▶ [Goal of the exercise]: Gather all lines in the entries that include the word "JSON".
-- START OF Entries --
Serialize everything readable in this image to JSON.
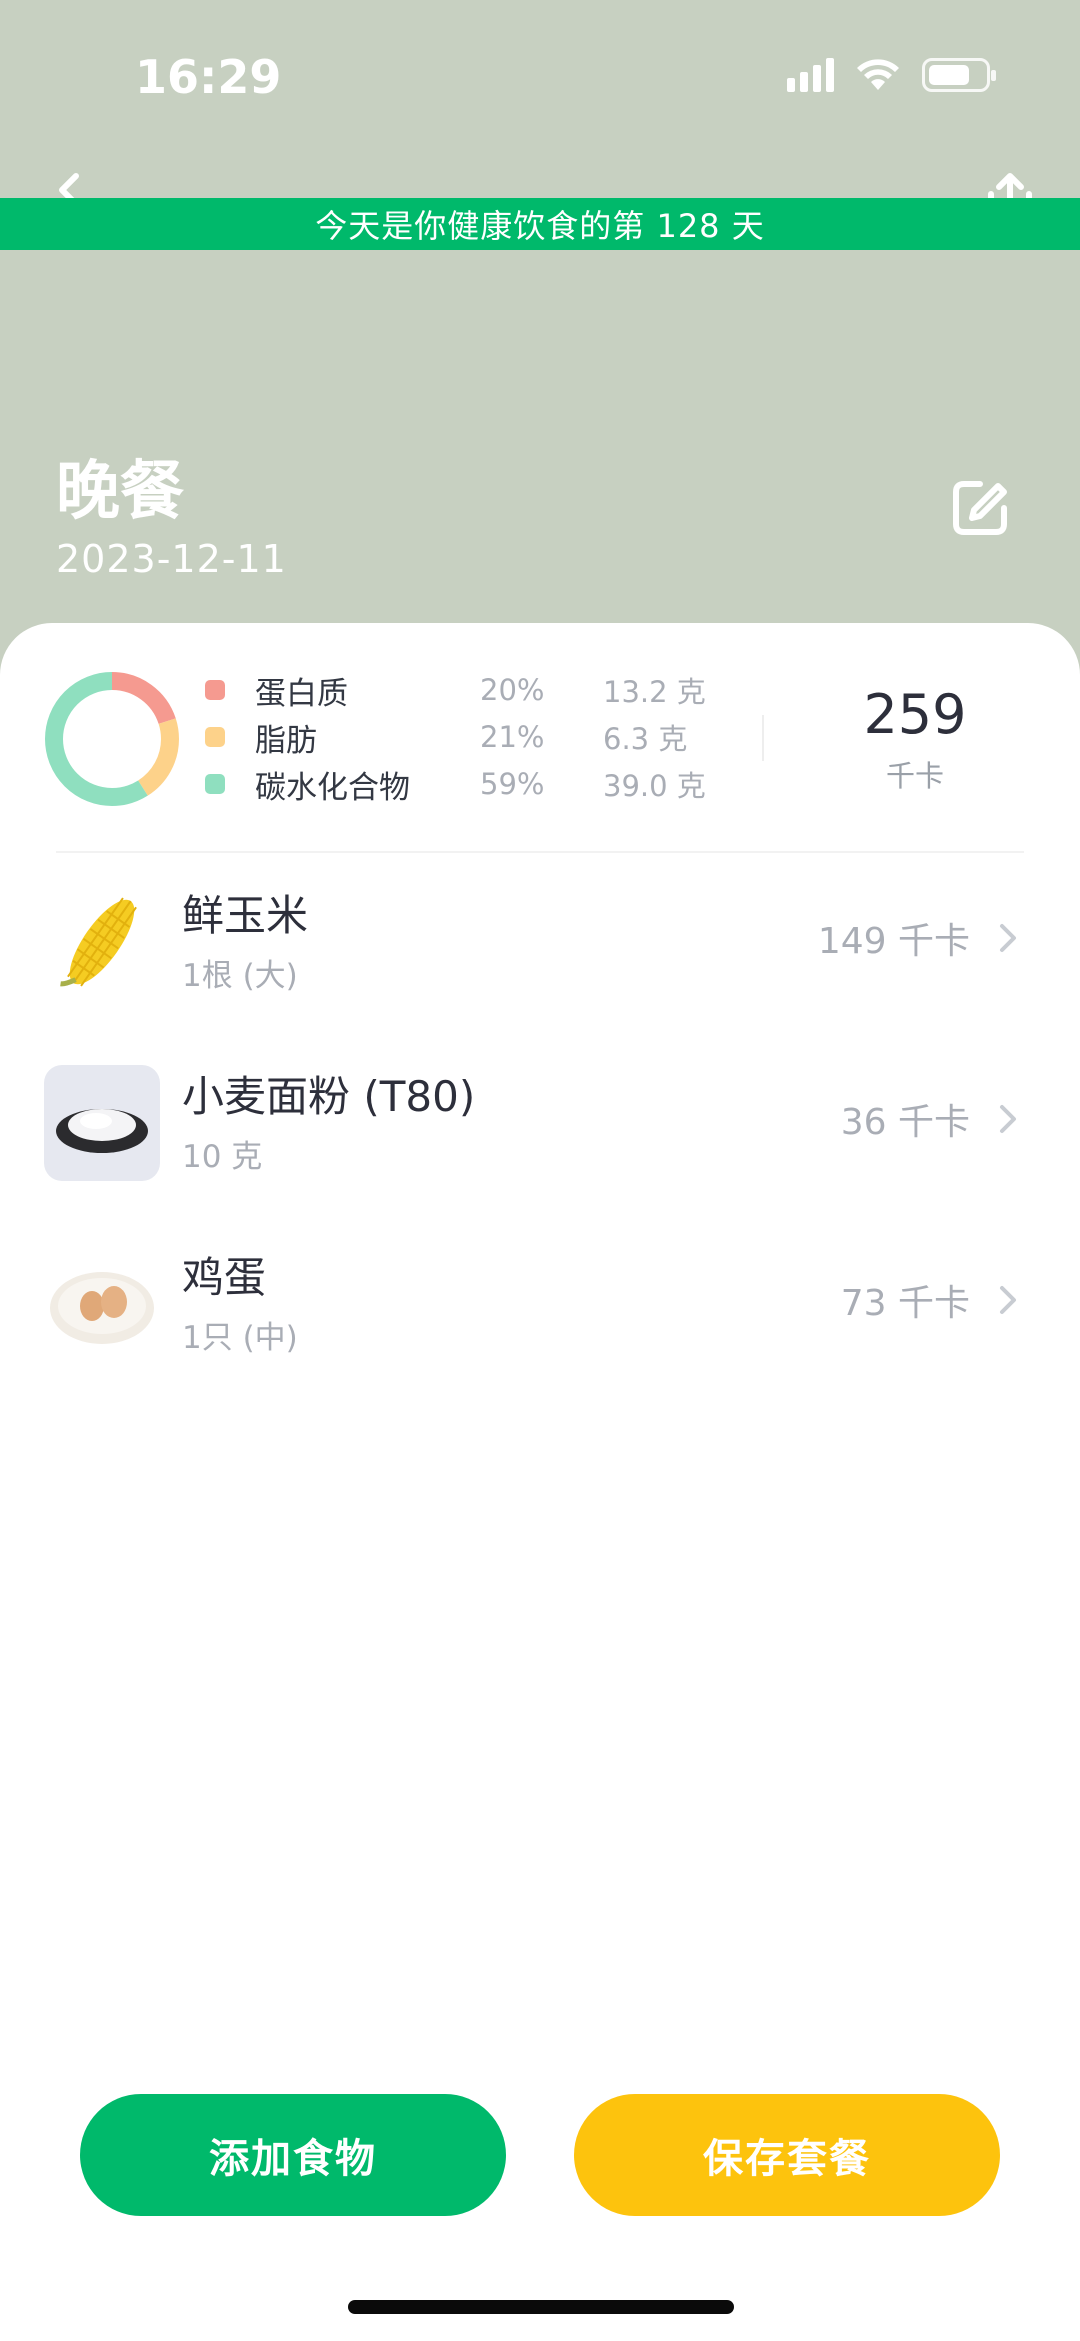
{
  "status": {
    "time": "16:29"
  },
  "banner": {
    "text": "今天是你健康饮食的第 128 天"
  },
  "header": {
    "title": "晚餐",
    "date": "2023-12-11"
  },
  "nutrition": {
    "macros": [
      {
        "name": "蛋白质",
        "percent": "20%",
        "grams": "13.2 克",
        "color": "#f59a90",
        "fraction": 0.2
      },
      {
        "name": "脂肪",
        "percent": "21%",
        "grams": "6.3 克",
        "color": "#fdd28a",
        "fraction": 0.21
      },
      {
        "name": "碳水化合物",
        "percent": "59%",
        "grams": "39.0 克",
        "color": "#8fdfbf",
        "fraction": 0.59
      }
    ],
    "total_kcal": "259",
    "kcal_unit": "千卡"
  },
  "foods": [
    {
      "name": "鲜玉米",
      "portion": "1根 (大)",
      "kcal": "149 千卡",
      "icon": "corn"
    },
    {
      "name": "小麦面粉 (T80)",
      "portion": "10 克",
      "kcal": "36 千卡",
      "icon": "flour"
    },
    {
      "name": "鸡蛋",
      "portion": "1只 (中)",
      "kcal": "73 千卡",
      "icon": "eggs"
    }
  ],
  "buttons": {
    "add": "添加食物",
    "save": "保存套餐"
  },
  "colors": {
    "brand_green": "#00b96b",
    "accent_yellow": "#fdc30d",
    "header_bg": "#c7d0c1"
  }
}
-- END OF Entries --
-- START OF Entries --
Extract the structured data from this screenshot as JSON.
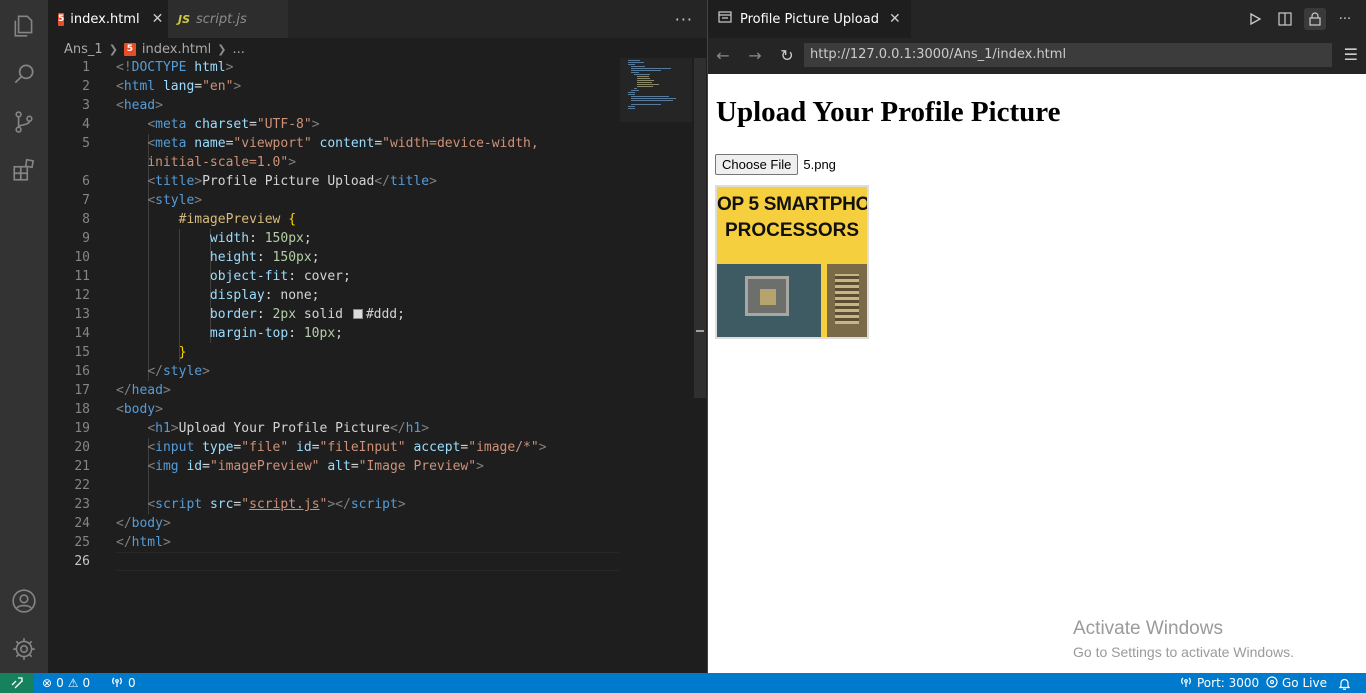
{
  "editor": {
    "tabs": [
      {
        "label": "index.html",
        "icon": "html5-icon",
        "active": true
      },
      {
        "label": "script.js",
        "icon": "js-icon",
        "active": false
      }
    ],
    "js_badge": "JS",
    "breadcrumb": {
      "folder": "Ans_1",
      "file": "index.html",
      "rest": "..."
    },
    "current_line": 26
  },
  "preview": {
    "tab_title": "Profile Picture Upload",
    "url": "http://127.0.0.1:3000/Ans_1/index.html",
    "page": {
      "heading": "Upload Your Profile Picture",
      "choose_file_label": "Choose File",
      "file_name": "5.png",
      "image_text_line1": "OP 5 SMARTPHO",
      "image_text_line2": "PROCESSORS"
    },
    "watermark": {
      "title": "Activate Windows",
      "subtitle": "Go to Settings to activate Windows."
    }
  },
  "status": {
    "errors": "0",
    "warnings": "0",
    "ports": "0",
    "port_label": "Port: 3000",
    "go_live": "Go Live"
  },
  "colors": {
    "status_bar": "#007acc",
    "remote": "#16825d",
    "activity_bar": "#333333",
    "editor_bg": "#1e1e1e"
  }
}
-- END OF Entries --
▶ [Answer in full]:
Serialize everything readable in this image to JSON.
Extract the structured data from this screenshot as JSON.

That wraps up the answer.